Your objective »
Render the listing as a Markdown table with columns Row and Line, starting with the line containing "y0, x1, y1]." and continuing through the line containing "obs-icon[interactable]: [283, 604, 309, 630]". Omit blank lines.

Provided data »

▼

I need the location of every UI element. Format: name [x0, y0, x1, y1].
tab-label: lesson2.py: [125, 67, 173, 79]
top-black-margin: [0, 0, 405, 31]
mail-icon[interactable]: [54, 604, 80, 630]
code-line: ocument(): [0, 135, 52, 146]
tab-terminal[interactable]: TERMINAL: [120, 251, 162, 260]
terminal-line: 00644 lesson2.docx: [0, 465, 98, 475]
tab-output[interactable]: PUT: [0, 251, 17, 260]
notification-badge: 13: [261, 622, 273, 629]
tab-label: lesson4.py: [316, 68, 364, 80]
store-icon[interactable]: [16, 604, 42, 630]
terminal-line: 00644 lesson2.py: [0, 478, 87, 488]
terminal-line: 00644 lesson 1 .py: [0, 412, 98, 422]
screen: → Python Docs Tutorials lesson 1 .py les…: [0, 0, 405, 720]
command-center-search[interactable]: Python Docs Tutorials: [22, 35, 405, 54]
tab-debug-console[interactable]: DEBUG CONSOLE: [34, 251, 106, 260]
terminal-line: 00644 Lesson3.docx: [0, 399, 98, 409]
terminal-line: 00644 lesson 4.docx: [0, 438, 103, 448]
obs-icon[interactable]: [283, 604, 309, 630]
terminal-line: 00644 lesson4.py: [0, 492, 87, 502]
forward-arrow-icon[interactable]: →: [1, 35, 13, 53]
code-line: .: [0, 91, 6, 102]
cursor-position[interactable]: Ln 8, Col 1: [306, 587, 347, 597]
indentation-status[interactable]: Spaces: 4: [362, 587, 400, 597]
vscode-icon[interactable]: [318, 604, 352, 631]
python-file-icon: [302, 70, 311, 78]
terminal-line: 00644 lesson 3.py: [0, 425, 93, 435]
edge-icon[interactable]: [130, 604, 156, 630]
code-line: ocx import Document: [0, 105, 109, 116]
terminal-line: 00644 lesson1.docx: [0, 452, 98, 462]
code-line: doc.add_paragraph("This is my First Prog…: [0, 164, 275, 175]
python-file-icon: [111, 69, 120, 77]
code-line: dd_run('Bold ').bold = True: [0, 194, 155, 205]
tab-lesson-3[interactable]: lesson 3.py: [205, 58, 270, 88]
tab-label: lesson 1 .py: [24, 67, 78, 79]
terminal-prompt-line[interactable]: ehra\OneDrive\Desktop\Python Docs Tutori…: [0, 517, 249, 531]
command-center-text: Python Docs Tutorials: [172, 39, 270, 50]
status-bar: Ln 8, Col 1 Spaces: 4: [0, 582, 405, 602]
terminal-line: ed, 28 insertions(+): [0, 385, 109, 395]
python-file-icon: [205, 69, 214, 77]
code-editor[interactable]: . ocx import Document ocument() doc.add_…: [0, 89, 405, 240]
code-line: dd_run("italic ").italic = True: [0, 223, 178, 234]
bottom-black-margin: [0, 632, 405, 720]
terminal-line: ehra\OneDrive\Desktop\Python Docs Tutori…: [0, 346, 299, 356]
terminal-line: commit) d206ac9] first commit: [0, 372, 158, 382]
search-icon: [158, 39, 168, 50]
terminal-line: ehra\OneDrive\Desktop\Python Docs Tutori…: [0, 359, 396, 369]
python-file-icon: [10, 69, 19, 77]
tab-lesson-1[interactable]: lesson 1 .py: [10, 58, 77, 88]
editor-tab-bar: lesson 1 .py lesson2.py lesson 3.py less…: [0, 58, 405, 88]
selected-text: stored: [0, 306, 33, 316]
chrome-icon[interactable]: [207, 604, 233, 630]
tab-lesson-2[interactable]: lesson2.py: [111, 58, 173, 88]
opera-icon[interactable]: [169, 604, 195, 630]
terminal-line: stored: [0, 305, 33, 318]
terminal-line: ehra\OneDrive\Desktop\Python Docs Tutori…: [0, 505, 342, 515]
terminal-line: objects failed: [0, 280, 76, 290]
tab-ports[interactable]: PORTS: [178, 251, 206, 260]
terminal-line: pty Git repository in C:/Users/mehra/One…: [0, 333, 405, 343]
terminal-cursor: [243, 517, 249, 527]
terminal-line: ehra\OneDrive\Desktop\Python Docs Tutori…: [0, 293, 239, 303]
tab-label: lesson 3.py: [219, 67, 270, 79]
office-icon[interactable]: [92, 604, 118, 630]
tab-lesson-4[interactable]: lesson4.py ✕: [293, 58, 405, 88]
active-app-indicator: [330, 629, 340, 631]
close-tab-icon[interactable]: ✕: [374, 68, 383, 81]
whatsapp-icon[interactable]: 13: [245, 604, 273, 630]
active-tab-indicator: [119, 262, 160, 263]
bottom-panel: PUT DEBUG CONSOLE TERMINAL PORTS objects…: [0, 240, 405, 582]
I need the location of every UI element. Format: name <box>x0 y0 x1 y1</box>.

▲
▼

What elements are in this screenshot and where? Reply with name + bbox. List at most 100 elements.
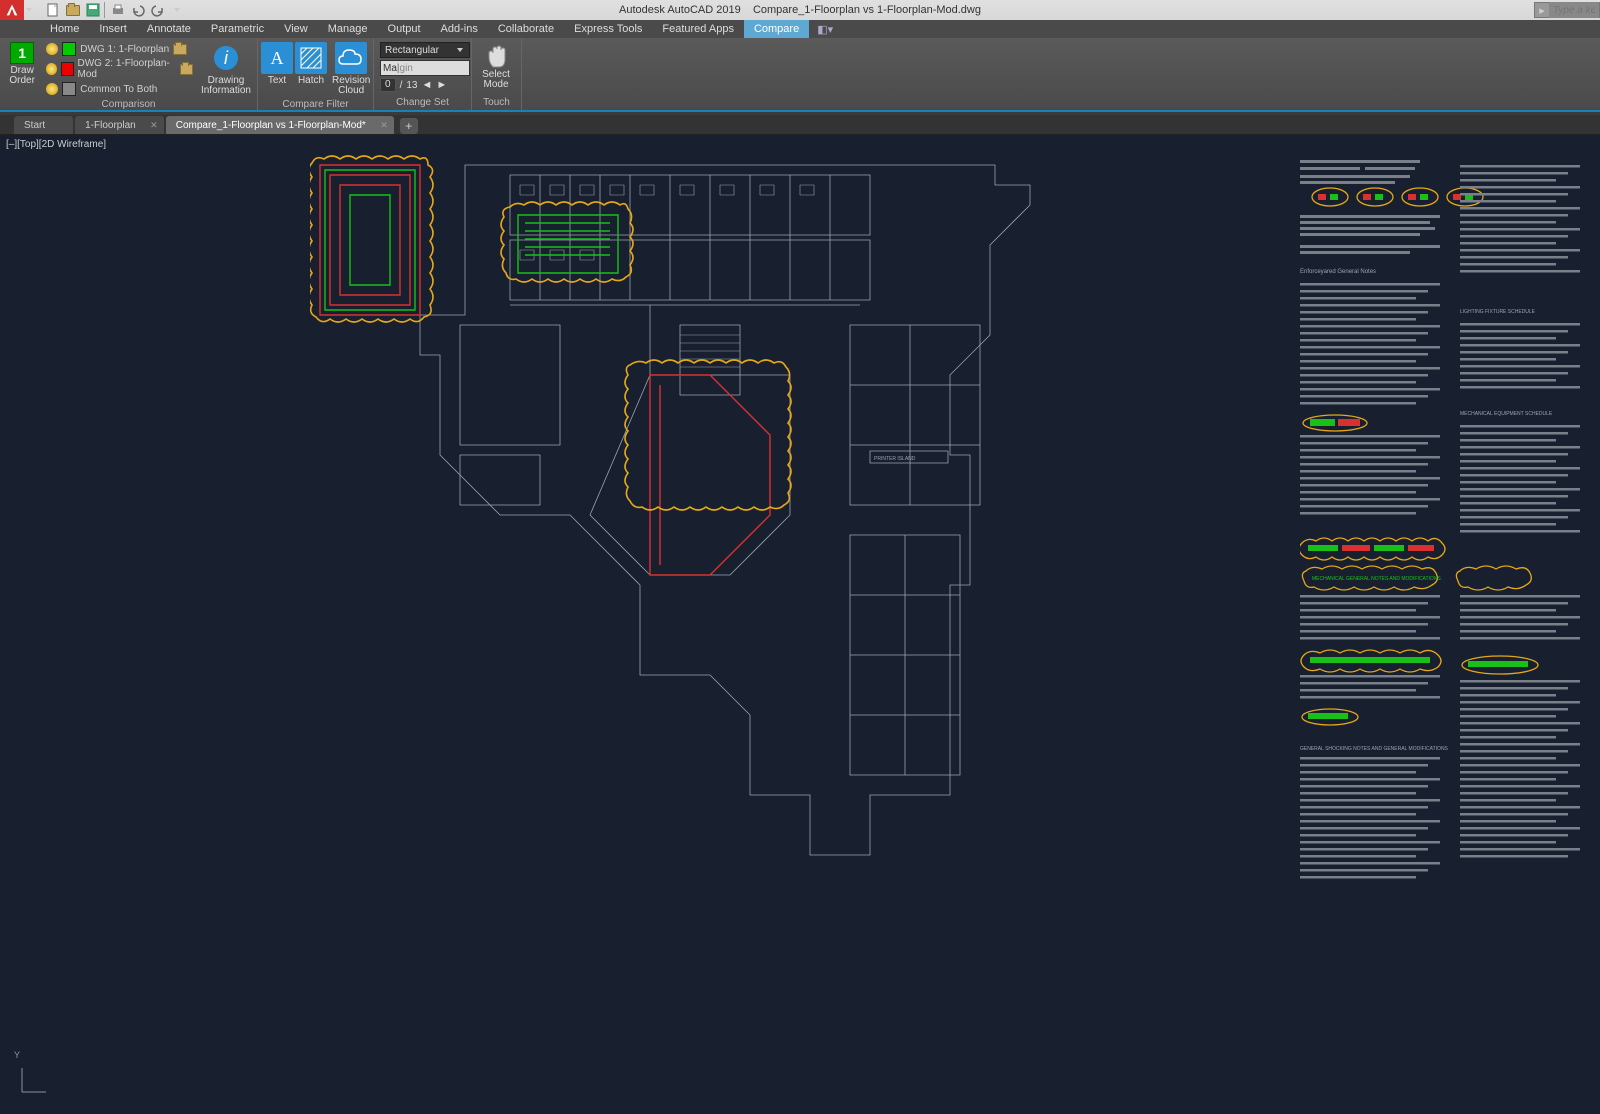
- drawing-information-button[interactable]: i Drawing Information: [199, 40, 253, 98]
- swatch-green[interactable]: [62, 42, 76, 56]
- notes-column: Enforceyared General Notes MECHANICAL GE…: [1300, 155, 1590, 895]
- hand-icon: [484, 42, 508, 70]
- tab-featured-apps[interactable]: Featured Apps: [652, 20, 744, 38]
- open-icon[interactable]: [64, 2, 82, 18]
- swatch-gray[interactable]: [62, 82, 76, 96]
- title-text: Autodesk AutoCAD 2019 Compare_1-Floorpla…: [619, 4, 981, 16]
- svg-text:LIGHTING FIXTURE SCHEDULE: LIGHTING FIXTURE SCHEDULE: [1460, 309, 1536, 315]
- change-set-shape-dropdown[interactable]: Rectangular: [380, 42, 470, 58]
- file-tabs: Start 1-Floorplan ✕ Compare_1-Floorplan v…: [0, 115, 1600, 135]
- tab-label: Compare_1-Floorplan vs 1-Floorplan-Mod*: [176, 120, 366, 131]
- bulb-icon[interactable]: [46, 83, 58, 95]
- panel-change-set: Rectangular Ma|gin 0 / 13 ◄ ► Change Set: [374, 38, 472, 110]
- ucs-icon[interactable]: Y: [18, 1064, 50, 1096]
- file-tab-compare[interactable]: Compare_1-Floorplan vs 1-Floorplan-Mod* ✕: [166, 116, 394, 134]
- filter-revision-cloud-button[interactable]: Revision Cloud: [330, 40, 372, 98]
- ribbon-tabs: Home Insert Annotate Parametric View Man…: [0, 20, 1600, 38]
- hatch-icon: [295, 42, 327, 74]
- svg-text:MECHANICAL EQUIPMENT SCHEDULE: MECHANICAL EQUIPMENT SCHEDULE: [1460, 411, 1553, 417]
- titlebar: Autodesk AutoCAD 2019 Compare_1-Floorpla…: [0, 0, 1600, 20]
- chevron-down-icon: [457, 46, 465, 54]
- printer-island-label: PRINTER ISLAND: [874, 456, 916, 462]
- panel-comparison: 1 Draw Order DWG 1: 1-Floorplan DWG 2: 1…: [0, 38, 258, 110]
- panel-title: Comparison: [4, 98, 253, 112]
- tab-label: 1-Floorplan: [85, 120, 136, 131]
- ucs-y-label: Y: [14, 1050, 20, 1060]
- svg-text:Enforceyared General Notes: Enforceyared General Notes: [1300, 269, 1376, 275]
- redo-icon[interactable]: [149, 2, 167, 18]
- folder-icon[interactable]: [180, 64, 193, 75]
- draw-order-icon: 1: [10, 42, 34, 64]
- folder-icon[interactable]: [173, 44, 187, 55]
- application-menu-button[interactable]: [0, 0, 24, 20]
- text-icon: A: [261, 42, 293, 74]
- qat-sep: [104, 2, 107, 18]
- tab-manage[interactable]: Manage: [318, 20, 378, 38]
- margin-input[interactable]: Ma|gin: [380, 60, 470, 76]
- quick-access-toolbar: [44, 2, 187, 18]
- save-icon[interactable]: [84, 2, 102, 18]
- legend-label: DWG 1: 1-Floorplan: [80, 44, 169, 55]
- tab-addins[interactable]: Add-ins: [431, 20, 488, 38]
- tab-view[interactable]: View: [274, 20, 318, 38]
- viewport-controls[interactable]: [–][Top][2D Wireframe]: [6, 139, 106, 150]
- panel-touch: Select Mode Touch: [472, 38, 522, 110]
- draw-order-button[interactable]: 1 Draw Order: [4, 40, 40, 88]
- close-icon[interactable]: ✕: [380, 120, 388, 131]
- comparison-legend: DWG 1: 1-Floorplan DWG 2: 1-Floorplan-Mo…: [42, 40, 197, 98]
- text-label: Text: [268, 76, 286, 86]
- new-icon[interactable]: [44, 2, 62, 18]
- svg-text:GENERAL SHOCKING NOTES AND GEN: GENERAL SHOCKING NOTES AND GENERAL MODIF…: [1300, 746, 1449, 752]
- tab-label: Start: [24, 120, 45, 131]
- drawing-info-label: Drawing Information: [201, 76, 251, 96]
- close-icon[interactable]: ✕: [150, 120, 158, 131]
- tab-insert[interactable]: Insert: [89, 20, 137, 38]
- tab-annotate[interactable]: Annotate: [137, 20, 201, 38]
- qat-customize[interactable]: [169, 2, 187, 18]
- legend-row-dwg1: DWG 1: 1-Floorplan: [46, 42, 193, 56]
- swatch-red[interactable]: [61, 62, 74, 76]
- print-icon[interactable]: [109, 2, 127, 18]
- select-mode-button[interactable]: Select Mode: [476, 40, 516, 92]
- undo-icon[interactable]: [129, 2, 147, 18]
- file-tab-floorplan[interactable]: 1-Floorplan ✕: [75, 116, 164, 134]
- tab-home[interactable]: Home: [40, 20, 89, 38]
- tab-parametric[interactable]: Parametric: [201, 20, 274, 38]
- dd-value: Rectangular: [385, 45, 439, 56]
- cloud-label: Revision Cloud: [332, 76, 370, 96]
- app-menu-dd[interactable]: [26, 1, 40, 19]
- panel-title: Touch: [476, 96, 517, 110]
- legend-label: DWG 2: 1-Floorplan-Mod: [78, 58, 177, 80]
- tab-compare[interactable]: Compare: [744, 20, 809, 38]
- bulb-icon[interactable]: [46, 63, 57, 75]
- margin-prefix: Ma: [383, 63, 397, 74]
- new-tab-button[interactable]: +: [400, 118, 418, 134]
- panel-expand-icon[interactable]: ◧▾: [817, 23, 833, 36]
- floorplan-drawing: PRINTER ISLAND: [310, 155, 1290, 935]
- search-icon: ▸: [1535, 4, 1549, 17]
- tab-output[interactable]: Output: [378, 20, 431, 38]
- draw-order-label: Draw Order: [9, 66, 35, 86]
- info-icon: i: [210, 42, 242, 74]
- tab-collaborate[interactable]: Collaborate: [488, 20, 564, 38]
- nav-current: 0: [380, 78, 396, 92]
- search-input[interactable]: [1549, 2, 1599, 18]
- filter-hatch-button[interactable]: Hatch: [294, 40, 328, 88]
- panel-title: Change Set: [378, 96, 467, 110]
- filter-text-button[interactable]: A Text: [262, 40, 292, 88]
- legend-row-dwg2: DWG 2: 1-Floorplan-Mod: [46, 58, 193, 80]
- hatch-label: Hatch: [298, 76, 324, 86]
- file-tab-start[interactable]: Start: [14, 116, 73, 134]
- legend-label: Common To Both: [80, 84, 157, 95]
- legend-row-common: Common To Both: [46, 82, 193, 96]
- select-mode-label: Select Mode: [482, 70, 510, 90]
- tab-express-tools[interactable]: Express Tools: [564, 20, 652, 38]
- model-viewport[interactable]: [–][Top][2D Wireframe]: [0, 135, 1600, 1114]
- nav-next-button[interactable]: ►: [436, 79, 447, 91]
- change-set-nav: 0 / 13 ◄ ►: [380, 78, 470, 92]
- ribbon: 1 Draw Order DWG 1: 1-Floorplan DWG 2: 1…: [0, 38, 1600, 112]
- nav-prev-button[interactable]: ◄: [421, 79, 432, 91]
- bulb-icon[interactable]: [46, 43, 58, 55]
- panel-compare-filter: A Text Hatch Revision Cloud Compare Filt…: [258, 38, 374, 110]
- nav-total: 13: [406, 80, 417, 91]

▲

Written response »
| Row | Line |
|---|---|
| 1 | I need the location of every UI element. Format: name [x0, y0, x1, y1]. |
| 2 | tab-label: lesson2.py: [125, 67, 173, 79] |
| 3 | top-black-margin: [0, 0, 405, 31] |
| 4 | mail-icon[interactable]: [54, 604, 80, 630] |
| 5 | code-line: ocument(): [0, 135, 52, 146] |
| 6 | tab-terminal[interactable]: TERMINAL: [120, 251, 162, 260] |
| 7 | terminal-line: 00644 lesson2.docx: [0, 465, 98, 475] |
| 8 | tab-output[interactable]: PUT: [0, 251, 17, 260] |
| 9 | notification-badge: 13: [261, 622, 273, 629] |
| 10 | tab-label: lesson4.py: [316, 68, 364, 80] |
| 11 | store-icon[interactable]: [16, 604, 42, 630] |
| 12 | terminal-line: 00644 lesson2.py: [0, 478, 87, 488] |
| 13 | terminal-line: 00644 lesson 1 .py: [0, 412, 98, 422] |
| 14 | screen: → Python Docs Tutorials lesson 1 .py les…: [0, 0, 405, 720] |
| 15 | command-center-search[interactable]: Python Docs Tutorials: [22, 35, 405, 54] |
| 16 | tab-debug-console[interactable]: DEBUG CONSOLE: [34, 251, 106, 260] |
| 17 | terminal-line: 00644 Lesson3.docx: [0, 399, 98, 409] |
| 18 | terminal-line: 00644 lesson 4.docx: [0, 438, 103, 448] |
| 19 | obs-icon[interactable]: [283, 604, 309, 630] |